• [Records]
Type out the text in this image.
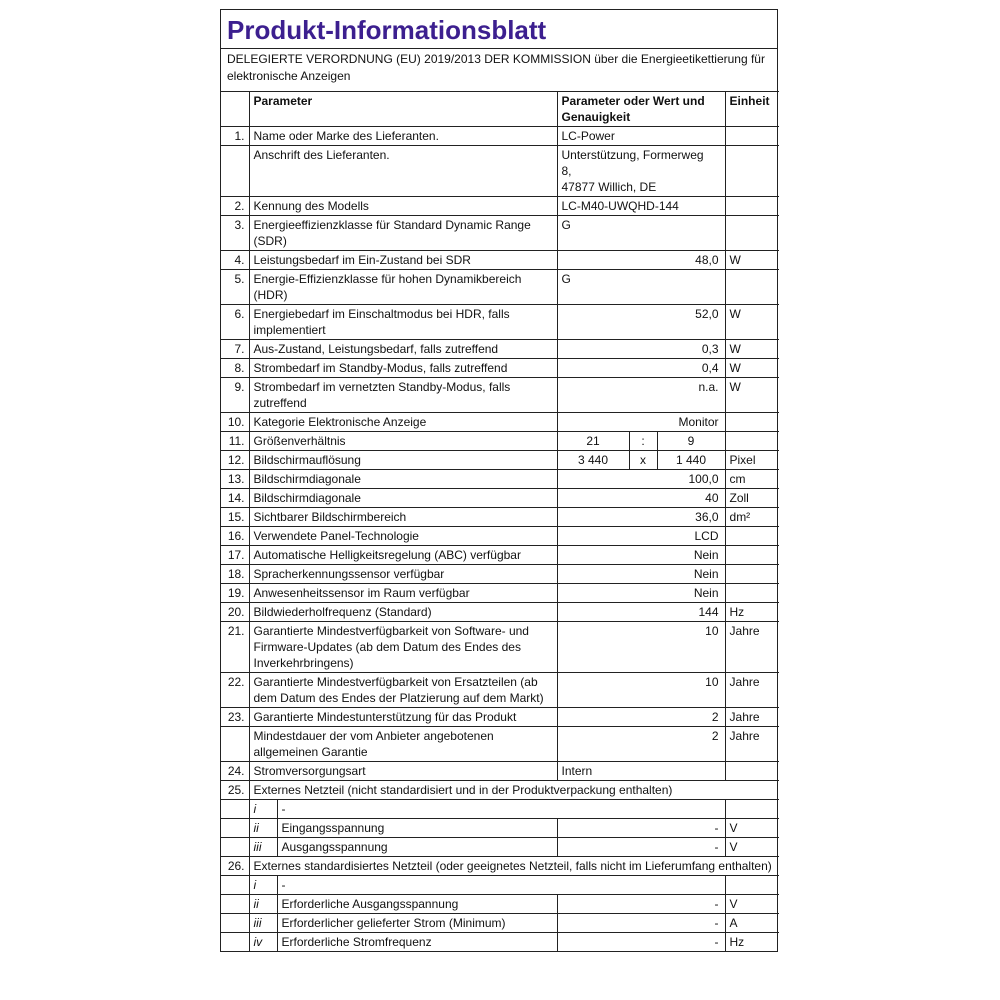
Produkt-Informationsblatt
DELEGIERTE VERORDNUNG (EU) 2019/2013 DER KOMMISSION über die Energieetikettierung für elektronische Anzeigen
	Parameter		Parameter oder Wert und Genauigkeit			Einheit
1.	Name oder Marke des Lieferanten.		LC-Power			
	Anschrift des Lieferanten.		Unterstützung, Formerweg
8,
47877 Willich, DE			

2.	Kennung des Modells		LC-M40-UWQHD-144			
3.	Energieeffizienzklasse für Standard Dynamic Range (SDR)		G			
4.	Leistungsbedarf im Ein-Zustand bei SDR		48,0			W
5.	Energie-Effizienzklasse für hohen Dynamikbereich (HDR)		G			
6.	Energiebedarf im Einschaltmodus bei HDR, falls implementiert		52,0			W
7.	Aus-Zustand, Leistungsbedarf, falls zutreffend		0,3			W
8.	Strombedarf im Standby-Modus, falls zutreffend		0,4			W
9.	Strombedarf im vernetzten Standby-Modus, falls zutreffend		n.a.			W
10.	Kategorie Elektronische Anzeige		Monitor			
11.	Größenverhältnis		21	:	9	
12.	Bildschirmauflösung		3 440	x	1 440	Pixel
13.	Bildschirmdiagonale		100,0			cm
14.	Bildschirmdiagonale		40			Zoll
15.	Sichtbarer Bildschirmbereich		36,0			dm²
16.	Verwendete Panel-Technologie		LCD			
17.	Automatische Helligkeitsregelung (ABC) verfügbar		Nein			
18.	Spracherkennungssensor verfügbar		Nein			
19.	Anwesenheitssensor im Raum verfügbar		Nein			
20.	Bildwiederholfrequenz (Standard)		144			Hz
21.	Garantierte Mindestverfügbarkeit von Software- und Firmware-Updates (ab dem Datum des Endes des Inverkehrbringens)		10			Jahre
22.	Garantierte Mindestverfügbarkeit von Ersatzteilen (ab dem Datum des Endes der Platzierung auf dem Markt)		10			Jahre
23.	Garantierte Mindestunterstützung für das Produkt		2			Jahre
	Mindestdauer der vom Anbieter angebotenen allgemeinen Garantie		2			Jahre
24.	Stromversorgungsart		Intern			
25.	Externes Netzteil (nicht standardisiert und in der Produktverpackung enthalten)					
	i	-				
	ii	Eingangsspannung	-			V
	iii	Ausgangsspannung	-			V
26.	Externes standardisiertes Netzteil (oder geeignetes Netzteil, falls nicht im Lieferumfang enthalten)					
	i	-				
	ii	Erforderliche Ausgangsspannung	-			V
	iii	Erforderlicher gelieferter Strom (Minimum)	-			A
	iv	Erforderliche Stromfrequenz	-			Hz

• [Prompt]
Show all lines from the listing above in which "enthalten" appears.

• [Result below]
25.	Externes Netzteil (nicht standardisiert und in der Produktverpackung enthalten)					
26.	Externes standardisiertes Netzteil (oder geeignetes Netzteil, falls nicht im Lieferumfang enthalten)					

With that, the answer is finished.